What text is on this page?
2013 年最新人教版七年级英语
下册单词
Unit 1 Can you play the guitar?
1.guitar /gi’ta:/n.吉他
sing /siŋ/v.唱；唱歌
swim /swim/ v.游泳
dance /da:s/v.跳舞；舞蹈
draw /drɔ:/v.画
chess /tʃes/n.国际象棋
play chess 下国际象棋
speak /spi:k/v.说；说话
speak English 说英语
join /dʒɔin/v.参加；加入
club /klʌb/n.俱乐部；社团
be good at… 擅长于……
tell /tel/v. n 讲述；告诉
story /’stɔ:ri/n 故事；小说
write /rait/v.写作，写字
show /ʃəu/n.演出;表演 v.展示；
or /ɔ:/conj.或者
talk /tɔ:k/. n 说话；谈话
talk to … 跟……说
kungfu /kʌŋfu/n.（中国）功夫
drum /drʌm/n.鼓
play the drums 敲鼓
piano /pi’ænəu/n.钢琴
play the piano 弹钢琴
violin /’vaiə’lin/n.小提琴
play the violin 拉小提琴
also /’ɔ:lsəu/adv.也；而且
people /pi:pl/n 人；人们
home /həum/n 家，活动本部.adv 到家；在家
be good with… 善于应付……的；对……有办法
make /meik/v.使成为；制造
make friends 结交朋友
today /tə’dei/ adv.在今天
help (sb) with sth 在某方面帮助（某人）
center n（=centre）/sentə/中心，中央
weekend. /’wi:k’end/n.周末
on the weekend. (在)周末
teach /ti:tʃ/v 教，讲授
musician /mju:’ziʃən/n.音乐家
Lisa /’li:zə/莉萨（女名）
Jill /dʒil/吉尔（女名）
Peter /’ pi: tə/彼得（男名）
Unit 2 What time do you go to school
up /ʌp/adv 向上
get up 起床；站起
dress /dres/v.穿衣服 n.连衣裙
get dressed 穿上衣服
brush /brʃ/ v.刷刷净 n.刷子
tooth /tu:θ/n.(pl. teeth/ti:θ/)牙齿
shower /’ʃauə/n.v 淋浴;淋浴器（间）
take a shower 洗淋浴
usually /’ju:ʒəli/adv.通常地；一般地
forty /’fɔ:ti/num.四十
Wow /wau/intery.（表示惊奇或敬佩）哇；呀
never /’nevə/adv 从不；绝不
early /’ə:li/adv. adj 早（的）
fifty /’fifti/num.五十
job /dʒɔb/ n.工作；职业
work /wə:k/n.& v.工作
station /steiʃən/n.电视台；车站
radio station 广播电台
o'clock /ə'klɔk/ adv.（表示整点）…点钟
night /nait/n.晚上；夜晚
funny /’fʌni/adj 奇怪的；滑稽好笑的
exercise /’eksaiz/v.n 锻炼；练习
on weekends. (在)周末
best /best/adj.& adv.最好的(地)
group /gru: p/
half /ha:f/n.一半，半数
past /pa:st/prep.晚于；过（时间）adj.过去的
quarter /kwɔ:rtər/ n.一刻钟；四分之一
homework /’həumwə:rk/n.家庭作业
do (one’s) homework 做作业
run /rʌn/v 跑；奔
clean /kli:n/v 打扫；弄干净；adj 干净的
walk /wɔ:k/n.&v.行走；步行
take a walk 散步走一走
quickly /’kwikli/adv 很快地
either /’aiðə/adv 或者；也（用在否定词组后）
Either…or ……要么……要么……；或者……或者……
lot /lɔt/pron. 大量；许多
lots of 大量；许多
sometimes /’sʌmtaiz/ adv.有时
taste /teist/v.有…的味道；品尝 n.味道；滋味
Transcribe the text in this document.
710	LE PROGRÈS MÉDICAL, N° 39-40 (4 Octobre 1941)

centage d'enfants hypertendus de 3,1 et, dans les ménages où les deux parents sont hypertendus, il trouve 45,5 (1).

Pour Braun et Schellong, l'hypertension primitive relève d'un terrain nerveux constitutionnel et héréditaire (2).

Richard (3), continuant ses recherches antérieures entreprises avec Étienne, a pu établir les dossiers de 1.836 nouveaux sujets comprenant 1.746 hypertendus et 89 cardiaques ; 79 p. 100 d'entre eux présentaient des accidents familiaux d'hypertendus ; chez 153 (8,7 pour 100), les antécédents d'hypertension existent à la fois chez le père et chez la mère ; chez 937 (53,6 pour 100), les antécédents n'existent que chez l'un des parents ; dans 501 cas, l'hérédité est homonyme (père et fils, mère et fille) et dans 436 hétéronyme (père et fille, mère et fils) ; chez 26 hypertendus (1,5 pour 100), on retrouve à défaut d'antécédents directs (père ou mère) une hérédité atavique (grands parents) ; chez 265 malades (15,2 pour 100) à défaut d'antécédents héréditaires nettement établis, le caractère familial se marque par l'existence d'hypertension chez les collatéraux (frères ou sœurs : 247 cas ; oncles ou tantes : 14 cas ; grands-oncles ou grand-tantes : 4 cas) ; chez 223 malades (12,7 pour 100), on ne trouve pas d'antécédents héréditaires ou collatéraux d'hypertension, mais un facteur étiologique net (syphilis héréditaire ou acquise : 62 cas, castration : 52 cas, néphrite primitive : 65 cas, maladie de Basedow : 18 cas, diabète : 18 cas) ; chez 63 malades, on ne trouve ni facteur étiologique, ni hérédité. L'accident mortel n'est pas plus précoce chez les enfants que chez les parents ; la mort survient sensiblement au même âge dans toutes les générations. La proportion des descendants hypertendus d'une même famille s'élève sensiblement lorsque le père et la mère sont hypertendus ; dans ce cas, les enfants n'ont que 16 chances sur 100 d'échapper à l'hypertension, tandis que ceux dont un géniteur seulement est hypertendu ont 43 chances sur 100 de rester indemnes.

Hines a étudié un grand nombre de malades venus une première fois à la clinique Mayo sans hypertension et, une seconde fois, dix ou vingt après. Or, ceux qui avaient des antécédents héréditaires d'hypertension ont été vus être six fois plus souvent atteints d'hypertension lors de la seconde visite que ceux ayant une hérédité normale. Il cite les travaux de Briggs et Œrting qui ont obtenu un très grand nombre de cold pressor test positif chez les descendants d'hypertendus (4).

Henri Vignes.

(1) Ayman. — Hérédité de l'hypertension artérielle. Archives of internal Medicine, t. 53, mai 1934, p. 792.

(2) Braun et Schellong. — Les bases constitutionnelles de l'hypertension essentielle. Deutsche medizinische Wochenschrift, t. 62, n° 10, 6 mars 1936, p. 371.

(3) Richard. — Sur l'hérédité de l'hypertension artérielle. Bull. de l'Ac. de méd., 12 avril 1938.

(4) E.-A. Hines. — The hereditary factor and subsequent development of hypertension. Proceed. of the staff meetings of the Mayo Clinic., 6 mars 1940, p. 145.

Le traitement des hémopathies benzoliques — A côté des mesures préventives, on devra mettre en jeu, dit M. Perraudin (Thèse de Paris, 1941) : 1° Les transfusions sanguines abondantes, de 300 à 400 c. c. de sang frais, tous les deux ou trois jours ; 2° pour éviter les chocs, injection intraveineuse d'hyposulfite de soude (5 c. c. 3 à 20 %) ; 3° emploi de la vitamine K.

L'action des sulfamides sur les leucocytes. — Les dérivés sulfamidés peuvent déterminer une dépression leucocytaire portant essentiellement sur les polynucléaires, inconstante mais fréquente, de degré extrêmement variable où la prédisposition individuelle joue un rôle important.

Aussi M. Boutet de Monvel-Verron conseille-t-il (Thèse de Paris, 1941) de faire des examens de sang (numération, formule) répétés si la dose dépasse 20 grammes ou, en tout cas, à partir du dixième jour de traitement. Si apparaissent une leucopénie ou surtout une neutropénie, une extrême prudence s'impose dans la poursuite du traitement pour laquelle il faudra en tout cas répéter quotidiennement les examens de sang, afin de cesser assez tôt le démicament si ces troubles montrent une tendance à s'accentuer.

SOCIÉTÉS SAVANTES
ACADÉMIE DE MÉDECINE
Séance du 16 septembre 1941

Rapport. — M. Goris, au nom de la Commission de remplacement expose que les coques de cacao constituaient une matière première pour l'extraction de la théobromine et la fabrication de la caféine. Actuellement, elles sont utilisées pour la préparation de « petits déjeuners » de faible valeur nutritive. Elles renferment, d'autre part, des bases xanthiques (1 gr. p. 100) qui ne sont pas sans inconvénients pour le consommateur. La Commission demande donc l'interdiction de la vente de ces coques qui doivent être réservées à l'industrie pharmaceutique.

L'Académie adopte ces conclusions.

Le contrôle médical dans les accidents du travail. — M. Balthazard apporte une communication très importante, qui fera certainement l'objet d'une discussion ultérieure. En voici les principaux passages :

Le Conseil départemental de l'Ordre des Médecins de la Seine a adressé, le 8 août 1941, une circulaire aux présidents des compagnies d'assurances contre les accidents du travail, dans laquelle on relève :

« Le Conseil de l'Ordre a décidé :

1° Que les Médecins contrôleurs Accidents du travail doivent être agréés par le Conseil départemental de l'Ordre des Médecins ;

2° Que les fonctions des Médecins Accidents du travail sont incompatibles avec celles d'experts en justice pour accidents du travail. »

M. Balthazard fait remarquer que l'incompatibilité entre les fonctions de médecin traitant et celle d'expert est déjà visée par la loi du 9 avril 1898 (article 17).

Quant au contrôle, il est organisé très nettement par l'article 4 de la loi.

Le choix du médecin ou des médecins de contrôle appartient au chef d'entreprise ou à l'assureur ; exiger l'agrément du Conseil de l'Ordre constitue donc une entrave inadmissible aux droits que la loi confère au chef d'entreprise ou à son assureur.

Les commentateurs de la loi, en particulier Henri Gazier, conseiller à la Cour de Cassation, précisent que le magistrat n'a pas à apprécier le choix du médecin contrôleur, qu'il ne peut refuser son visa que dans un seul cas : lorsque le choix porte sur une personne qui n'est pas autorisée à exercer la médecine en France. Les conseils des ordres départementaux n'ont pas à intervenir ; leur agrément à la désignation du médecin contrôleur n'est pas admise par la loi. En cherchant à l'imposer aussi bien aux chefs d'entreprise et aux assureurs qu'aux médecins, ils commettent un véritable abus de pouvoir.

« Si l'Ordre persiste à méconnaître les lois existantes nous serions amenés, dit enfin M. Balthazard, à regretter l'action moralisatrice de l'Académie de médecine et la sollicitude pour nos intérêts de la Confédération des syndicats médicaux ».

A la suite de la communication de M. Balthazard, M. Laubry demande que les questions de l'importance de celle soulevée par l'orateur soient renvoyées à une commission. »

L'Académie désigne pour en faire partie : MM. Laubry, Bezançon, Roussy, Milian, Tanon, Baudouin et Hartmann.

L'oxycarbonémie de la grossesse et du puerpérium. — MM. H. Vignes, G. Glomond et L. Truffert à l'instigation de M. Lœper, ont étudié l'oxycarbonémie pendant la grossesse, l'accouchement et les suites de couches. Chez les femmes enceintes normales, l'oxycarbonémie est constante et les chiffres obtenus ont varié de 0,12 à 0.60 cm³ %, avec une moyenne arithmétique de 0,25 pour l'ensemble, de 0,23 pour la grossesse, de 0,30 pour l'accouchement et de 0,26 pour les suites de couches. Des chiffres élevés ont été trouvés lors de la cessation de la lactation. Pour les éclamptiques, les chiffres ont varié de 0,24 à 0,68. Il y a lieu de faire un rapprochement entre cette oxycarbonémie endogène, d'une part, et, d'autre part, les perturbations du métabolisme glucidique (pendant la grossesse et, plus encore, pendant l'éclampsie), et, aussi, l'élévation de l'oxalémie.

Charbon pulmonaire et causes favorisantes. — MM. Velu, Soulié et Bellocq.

■ Objective ■
Track down every line holding the string "violin" and copy it.

■ Finished exercise ■
violin /’vaiə’lin/n.小提琴
play the violin 拉小提琴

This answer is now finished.